- **Records from a dataset**

»»

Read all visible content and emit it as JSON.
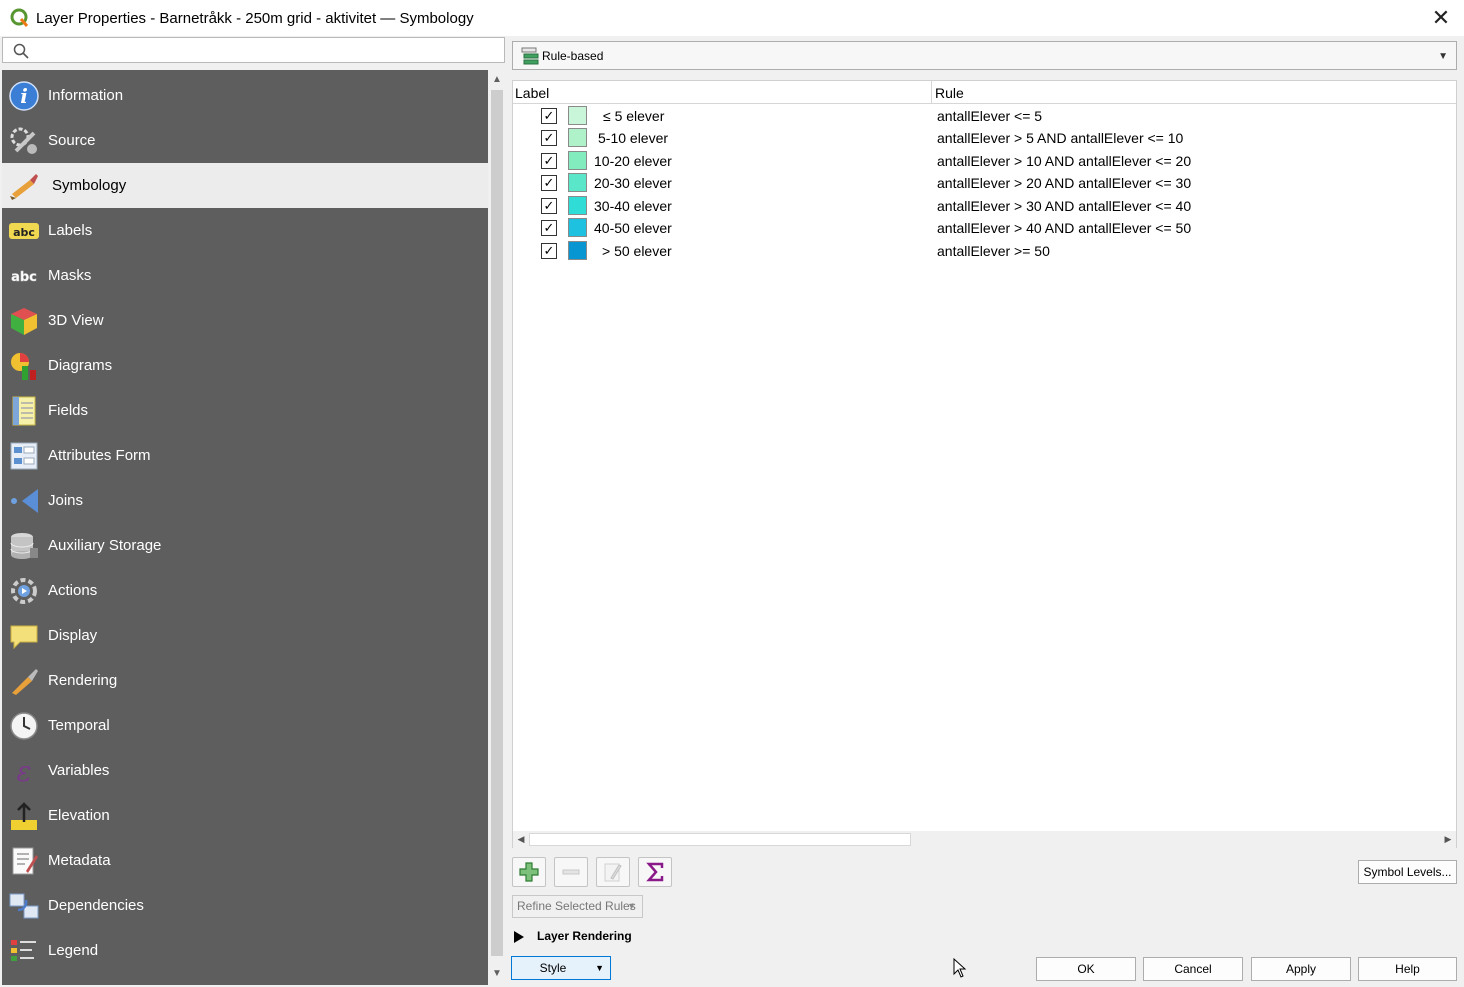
{
  "window": {
    "title": "Layer Properties - Barnetråkk - 250m grid - aktivitet — Symbology",
    "close_glyph": "✕"
  },
  "search": {
    "placeholder": ""
  },
  "sidebar": {
    "items": [
      {
        "label": "Information",
        "icon": "info-icon"
      },
      {
        "label": "Source",
        "icon": "source-icon"
      },
      {
        "label": "Symbology",
        "icon": "symbology-icon"
      },
      {
        "label": "Labels",
        "icon": "labels-icon"
      },
      {
        "label": "Masks",
        "icon": "masks-icon"
      },
      {
        "label": "3D View",
        "icon": "3d-view-icon"
      },
      {
        "label": "Diagrams",
        "icon": "diagrams-icon"
      },
      {
        "label": "Fields",
        "icon": "fields-icon"
      },
      {
        "label": "Attributes Form",
        "icon": "attributes-form-icon"
      },
      {
        "label": "Joins",
        "icon": "joins-icon"
      },
      {
        "label": "Auxiliary Storage",
        "icon": "auxiliary-storage-icon"
      },
      {
        "label": "Actions",
        "icon": "actions-icon"
      },
      {
        "label": "Display",
        "icon": "display-icon"
      },
      {
        "label": "Rendering",
        "icon": "rendering-icon"
      },
      {
        "label": "Temporal",
        "icon": "temporal-icon"
      },
      {
        "label": "Variables",
        "icon": "variables-icon"
      },
      {
        "label": "Elevation",
        "icon": "elevation-icon"
      },
      {
        "label": "Metadata",
        "icon": "metadata-icon"
      },
      {
        "label": "Dependencies",
        "icon": "dependencies-icon"
      },
      {
        "label": "Legend",
        "icon": "legend-icon"
      }
    ],
    "active": "Symbology"
  },
  "renderer": {
    "selected": "Rule-based"
  },
  "rules_table": {
    "columns": [
      "Label",
      "Rule"
    ],
    "rows": [
      {
        "checked": true,
        "color": "#c9f5d9",
        "label": "≤ 5 elever",
        "rule": "antallElever <= 5"
      },
      {
        "checked": true,
        "color": "#aff2c9",
        "label": "5-10 elever",
        "rule": "antallElever > 5 AND antallElever <= 10"
      },
      {
        "checked": true,
        "color": "#82ecbf",
        "label": "10-20 elever",
        "rule": "antallElever > 10 AND antallElever <= 20"
      },
      {
        "checked": true,
        "color": "#5ae6c8",
        "label": "20-30 elever",
        "rule": "antallElever > 20 AND antallElever <= 30"
      },
      {
        "checked": true,
        "color": "#30ddd6",
        "label": "30-40 elever",
        "rule": "antallElever > 30 AND antallElever <= 40"
      },
      {
        "checked": true,
        "color": "#1ec2e0",
        "label": "40-50 elever",
        "rule": "antallElever > 40 AND antallElever <= 50"
      },
      {
        "checked": true,
        "color": "#0896d2",
        "label": "> 50 elever",
        "rule": "antallElever >= 50"
      }
    ]
  },
  "toolbar": {
    "symbol_levels": "Symbol Levels...",
    "refine": "Refine Selected Rules"
  },
  "layer_rendering": {
    "label": "Layer Rendering"
  },
  "footer": {
    "style": "Style",
    "ok": "OK",
    "cancel": "Cancel",
    "apply": "Apply",
    "help": "Help"
  }
}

««

- **SET EXERCISE**
Transcribe every entry above exactly. Omit all pictures.

- **CORRECT ANSWER**
Read all visible content and emit it as JSON.
{
  "window": {
    "title": "Layer Properties - Barnetråkk - 250m grid - aktivitet — Symbology",
    "close_glyph": "✕"
  },
  "search": {
    "placeholder": ""
  },
  "sidebar": {
    "items": [
      {
        "label": "Information",
        "icon": "info-icon"
      },
      {
        "label": "Source",
        "icon": "source-icon"
      },
      {
        "label": "Symbology",
        "icon": "symbology-icon"
      },
      {
        "label": "Labels",
        "icon": "labels-icon"
      },
      {
        "label": "Masks",
        "icon": "masks-icon"
      },
      {
        "label": "3D View",
        "icon": "3d-view-icon"
      },
      {
        "label": "Diagrams",
        "icon": "diagrams-icon"
      },
      {
        "label": "Fields",
        "icon": "fields-icon"
      },
      {
        "label": "Attributes Form",
        "icon": "attributes-form-icon"
      },
      {
        "label": "Joins",
        "icon": "joins-icon"
      },
      {
        "label": "Auxiliary Storage",
        "icon": "auxiliary-storage-icon"
      },
      {
        "label": "Actions",
        "icon": "actions-icon"
      },
      {
        "label": "Display",
        "icon": "display-icon"
      },
      {
        "label": "Rendering",
        "icon": "rendering-icon"
      },
      {
        "label": "Temporal",
        "icon": "temporal-icon"
      },
      {
        "label": "Variables",
        "icon": "variables-icon"
      },
      {
        "label": "Elevation",
        "icon": "elevation-icon"
      },
      {
        "label": "Metadata",
        "icon": "metadata-icon"
      },
      {
        "label": "Dependencies",
        "icon": "dependencies-icon"
      },
      {
        "label": "Legend",
        "icon": "legend-icon"
      }
    ],
    "active": "Symbology"
  },
  "renderer": {
    "selected": "Rule-based"
  },
  "rules_table": {
    "columns": [
      "Label",
      "Rule"
    ],
    "rows": [
      {
        "checked": true,
        "color": "#c9f5d9",
        "label": "≤ 5 elever",
        "rule": "antallElever <= 5"
      },
      {
        "checked": true,
        "color": "#aff2c9",
        "label": "5-10 elever",
        "rule": "antallElever > 5 AND antallElever <= 10"
      },
      {
        "checked": true,
        "color": "#82ecbf",
        "label": "10-20 elever",
        "rule": "antallElever > 10 AND antallElever <= 20"
      },
      {
        "checked": true,
        "color": "#5ae6c8",
        "label": "20-30 elever",
        "rule": "antallElever > 20 AND antallElever <= 30"
      },
      {
        "checked": true,
        "color": "#30ddd6",
        "label": "30-40 elever",
        "rule": "antallElever > 30 AND antallElever <= 40"
      },
      {
        "checked": true,
        "color": "#1ec2e0",
        "label": "40-50 elever",
        "rule": "antallElever > 40 AND antallElever <= 50"
      },
      {
        "checked": true,
        "color": "#0896d2",
        "label": "> 50 elever",
        "rule": "antallElever >= 50"
      }
    ]
  },
  "toolbar": {
    "symbol_levels": "Symbol Levels...",
    "refine": "Refine Selected Rules"
  },
  "layer_rendering": {
    "label": "Layer Rendering"
  },
  "footer": {
    "style": "Style",
    "ok": "OK",
    "cancel": "Cancel",
    "apply": "Apply",
    "help": "Help"
  }
}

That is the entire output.